__Data to process__
= = = =

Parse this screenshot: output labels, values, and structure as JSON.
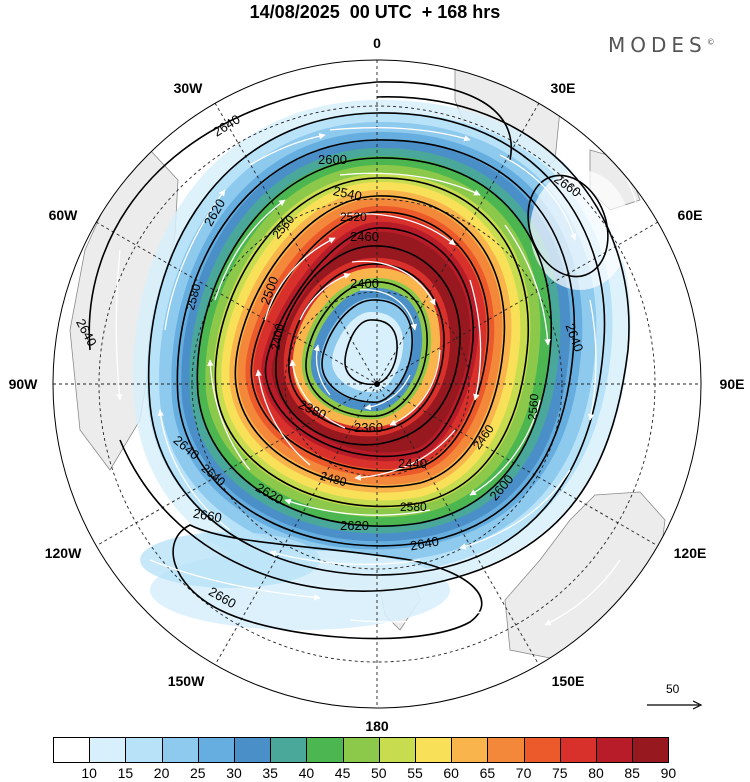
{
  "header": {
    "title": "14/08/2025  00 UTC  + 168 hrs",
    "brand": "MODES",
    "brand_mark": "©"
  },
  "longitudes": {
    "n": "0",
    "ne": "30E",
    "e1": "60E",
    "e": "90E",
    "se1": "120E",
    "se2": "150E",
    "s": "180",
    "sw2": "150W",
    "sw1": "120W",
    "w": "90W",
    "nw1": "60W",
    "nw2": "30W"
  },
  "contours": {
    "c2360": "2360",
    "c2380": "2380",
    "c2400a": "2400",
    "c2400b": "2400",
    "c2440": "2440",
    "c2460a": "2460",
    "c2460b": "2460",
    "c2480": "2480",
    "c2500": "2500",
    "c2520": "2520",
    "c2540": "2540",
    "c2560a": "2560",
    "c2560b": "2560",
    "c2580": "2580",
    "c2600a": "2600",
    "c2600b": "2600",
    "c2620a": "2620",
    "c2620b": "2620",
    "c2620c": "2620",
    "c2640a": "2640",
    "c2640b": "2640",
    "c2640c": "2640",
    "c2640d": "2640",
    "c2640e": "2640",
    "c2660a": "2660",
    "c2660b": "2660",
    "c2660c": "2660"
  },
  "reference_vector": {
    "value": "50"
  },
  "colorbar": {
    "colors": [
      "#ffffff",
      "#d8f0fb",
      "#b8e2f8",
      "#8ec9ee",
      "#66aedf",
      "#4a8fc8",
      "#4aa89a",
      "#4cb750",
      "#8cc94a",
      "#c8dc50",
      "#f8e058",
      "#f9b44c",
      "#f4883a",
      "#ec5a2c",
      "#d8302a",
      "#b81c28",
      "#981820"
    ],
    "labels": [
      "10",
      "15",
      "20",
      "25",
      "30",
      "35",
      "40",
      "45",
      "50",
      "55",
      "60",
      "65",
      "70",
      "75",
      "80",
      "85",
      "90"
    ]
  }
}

= = = =

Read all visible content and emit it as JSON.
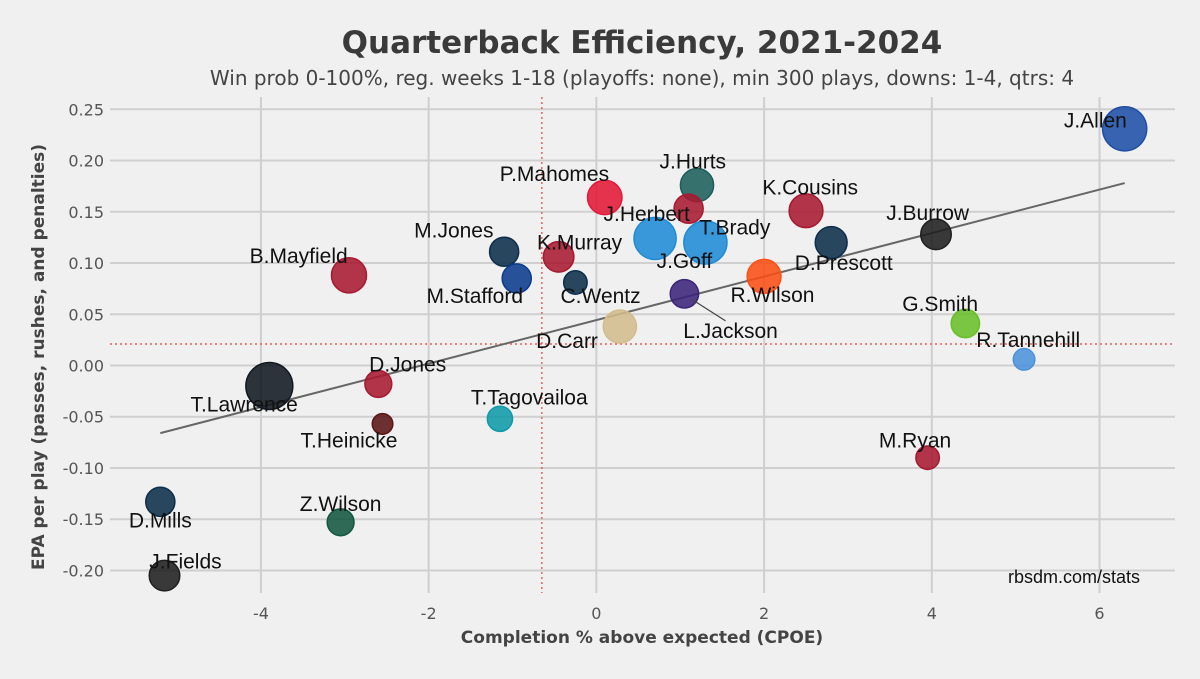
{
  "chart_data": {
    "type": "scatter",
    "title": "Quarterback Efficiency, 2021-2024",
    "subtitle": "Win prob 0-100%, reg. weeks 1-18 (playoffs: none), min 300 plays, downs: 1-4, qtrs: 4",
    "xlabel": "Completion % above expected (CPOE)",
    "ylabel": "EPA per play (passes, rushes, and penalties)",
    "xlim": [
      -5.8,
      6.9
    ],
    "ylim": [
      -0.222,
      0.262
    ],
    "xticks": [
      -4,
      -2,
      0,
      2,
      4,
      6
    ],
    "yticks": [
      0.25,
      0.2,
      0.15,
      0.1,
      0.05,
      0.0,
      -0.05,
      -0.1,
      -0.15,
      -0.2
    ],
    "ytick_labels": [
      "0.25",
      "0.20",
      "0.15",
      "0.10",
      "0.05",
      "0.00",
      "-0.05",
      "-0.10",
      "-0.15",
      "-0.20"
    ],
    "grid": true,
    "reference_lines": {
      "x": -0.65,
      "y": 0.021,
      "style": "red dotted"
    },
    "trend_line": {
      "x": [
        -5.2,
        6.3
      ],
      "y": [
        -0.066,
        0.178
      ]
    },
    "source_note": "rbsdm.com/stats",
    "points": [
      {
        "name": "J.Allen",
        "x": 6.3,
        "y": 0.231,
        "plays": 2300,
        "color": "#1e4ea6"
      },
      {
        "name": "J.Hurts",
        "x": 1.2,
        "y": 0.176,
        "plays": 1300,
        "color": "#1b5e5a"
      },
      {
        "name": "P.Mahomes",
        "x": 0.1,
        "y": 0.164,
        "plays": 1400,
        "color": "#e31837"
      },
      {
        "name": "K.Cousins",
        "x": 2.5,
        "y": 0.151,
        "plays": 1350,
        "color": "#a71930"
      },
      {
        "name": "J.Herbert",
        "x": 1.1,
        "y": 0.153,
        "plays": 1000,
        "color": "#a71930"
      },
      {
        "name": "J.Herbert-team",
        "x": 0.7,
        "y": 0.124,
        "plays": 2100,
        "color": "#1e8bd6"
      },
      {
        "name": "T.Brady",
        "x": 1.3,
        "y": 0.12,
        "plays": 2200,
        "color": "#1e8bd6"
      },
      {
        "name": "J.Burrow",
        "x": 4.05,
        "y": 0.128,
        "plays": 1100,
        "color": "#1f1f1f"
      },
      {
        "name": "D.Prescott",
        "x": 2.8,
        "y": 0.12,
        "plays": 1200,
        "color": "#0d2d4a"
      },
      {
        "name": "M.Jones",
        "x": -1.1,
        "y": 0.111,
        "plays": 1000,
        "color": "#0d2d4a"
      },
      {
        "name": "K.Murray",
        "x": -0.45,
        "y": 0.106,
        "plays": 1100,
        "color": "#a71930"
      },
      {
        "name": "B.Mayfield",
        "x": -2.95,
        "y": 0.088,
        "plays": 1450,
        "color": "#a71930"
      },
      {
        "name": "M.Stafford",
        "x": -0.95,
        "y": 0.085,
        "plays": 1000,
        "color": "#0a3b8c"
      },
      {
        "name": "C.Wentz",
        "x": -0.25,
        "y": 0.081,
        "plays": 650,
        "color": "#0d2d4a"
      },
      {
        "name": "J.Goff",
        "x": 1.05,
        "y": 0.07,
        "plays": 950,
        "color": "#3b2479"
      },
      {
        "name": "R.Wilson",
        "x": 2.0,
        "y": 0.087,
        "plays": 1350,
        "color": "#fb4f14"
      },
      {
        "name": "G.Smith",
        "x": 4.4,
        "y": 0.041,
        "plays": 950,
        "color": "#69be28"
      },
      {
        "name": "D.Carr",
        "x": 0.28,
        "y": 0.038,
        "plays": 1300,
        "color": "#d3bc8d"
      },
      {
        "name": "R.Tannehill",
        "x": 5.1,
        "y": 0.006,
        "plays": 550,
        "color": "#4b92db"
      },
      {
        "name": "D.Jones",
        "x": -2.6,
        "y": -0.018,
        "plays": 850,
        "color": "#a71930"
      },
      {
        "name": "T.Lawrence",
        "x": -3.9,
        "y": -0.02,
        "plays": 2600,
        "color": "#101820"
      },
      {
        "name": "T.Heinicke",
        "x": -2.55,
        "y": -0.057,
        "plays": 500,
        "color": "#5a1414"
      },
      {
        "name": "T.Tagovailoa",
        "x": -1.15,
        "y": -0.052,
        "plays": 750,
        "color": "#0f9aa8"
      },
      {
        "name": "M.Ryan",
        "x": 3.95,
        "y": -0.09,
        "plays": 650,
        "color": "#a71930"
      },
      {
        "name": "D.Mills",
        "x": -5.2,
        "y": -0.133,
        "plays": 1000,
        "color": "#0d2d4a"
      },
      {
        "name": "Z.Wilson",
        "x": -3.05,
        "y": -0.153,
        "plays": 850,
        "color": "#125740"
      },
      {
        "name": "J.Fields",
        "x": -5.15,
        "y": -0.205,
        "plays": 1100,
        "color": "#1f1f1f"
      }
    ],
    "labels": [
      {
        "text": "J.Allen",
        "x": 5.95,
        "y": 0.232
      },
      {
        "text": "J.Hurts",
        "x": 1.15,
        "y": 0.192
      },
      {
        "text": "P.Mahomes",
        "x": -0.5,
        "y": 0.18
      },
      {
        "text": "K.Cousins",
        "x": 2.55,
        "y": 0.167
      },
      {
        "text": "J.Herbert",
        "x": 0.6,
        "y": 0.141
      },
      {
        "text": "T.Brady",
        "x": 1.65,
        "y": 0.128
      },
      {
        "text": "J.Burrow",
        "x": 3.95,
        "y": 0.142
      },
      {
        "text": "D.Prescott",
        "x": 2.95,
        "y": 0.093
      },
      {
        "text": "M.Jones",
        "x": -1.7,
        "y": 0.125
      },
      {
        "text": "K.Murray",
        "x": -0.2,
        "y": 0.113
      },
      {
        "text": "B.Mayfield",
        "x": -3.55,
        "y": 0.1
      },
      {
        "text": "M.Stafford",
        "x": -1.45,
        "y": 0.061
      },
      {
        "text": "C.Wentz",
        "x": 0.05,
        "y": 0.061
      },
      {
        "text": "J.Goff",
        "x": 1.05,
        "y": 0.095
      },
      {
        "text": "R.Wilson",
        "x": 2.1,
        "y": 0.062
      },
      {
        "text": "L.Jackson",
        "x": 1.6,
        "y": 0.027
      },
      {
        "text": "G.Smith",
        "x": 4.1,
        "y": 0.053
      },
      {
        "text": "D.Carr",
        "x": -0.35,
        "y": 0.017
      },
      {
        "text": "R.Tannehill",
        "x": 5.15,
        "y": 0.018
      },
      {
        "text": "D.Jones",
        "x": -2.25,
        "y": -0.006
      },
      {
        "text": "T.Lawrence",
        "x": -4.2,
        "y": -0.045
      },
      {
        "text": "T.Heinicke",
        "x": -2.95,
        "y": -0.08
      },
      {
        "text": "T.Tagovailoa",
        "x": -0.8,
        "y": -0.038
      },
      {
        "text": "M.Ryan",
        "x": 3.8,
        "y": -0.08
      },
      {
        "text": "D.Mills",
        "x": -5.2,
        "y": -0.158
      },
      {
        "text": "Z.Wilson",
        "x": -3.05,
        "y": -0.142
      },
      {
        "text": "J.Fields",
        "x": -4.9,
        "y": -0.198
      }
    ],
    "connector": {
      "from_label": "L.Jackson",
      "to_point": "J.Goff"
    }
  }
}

= = = =

Of all the lines in the entries, how many contain the word "Wilson"? Give only the number.

__Response__
4